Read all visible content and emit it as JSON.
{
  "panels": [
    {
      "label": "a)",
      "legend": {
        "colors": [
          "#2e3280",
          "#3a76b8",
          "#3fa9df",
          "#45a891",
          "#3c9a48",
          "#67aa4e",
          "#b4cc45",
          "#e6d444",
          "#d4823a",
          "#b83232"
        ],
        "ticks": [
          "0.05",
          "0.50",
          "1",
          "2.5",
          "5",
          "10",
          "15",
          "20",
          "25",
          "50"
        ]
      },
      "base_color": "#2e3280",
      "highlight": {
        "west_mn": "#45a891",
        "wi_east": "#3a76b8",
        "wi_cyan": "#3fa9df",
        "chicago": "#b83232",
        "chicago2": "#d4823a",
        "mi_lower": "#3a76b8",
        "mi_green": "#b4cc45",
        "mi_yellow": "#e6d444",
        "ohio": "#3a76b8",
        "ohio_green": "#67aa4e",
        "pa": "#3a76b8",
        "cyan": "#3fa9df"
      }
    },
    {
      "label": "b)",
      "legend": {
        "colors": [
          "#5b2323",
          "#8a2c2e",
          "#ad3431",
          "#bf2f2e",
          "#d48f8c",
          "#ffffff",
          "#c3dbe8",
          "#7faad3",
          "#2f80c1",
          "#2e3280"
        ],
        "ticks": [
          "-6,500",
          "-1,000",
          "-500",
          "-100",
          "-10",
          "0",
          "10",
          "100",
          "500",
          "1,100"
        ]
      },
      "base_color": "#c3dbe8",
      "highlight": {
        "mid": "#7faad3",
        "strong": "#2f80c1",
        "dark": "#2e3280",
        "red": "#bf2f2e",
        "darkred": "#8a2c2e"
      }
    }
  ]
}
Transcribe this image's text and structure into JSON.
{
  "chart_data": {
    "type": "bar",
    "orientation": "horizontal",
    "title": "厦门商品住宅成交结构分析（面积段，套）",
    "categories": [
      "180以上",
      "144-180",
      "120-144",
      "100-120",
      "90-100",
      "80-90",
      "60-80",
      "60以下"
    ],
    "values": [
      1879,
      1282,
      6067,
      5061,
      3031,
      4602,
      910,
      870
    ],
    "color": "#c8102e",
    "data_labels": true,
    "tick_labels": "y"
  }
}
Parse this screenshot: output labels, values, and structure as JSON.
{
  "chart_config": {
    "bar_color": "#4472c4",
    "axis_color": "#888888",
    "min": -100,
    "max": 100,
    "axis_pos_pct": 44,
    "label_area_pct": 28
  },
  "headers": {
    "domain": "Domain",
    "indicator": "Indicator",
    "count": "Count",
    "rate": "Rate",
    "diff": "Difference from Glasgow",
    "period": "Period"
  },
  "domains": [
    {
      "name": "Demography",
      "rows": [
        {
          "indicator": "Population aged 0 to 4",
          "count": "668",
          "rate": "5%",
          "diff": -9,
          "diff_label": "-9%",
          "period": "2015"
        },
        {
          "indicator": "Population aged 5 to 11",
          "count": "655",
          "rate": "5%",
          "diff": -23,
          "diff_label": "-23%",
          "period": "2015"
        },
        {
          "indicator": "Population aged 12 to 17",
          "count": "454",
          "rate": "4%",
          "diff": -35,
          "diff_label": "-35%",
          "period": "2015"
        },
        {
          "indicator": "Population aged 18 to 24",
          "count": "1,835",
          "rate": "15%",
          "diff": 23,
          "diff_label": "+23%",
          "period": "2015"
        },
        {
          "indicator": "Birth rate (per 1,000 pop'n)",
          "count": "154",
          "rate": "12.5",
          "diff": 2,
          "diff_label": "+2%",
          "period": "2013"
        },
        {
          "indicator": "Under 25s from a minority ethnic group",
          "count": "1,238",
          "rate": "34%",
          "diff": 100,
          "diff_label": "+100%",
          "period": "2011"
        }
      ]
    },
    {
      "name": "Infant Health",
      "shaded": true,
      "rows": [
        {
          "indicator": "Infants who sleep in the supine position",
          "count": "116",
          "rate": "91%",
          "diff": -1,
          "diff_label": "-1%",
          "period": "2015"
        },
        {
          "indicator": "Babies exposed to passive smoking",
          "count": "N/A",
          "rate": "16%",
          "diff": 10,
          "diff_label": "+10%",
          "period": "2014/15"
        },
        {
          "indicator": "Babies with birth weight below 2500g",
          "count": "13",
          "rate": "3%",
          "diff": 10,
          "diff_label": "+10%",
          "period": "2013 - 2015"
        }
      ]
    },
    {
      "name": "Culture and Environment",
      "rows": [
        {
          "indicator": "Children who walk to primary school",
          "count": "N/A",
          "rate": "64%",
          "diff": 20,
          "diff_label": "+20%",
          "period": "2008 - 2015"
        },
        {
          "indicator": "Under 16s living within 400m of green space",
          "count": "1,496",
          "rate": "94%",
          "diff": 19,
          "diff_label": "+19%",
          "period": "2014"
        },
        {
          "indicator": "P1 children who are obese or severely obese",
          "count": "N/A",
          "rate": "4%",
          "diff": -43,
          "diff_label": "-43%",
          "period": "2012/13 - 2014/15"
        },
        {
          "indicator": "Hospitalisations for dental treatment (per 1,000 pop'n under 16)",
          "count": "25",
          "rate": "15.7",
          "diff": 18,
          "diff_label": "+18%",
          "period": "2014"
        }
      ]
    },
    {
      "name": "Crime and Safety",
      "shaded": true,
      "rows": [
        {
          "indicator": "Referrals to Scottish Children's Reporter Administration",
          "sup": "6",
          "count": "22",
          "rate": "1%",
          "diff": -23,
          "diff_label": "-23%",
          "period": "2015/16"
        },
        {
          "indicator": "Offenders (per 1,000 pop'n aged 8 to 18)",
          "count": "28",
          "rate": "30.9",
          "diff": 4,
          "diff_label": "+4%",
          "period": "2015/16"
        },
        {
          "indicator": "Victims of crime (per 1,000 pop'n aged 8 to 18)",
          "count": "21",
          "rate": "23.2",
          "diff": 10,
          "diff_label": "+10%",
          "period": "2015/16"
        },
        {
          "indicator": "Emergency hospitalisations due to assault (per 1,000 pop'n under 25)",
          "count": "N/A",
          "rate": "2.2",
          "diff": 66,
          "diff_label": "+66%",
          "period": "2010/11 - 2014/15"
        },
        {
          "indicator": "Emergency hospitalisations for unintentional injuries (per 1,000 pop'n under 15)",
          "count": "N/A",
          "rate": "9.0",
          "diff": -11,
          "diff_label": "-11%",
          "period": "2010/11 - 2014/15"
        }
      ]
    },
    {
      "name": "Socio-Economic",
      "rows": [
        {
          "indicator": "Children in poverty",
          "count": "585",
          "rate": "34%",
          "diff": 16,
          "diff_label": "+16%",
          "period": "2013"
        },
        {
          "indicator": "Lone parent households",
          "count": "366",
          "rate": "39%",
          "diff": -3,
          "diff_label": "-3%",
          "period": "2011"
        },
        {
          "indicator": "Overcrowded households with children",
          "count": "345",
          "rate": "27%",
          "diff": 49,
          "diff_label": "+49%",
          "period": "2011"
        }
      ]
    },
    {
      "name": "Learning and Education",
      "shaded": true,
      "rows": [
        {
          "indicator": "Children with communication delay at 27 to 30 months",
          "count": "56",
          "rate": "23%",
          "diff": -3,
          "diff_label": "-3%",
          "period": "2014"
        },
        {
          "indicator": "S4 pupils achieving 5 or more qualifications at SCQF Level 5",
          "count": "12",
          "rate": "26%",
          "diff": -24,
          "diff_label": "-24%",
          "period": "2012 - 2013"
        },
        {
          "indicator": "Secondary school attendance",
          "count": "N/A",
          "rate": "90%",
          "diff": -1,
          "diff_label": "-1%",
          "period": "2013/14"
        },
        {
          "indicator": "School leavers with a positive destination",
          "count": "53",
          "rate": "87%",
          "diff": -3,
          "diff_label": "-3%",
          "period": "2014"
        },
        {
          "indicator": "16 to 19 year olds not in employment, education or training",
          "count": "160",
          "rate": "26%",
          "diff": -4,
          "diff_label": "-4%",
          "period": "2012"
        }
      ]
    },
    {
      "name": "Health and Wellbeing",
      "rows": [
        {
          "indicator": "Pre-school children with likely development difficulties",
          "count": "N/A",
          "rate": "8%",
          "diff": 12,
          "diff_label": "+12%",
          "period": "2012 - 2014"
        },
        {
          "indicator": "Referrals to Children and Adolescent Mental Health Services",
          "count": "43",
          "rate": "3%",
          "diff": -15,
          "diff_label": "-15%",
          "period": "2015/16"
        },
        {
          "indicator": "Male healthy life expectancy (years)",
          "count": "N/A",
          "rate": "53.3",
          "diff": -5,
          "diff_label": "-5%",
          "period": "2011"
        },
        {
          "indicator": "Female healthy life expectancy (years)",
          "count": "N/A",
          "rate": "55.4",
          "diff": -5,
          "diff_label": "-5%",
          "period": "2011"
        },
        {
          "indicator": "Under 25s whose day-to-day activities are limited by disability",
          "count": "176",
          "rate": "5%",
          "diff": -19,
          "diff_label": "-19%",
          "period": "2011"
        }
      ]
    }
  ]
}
= = = = = = =
## What you will do
Answer with a single number: the count of lines holding the word "Emergency".

## Exercise answer
2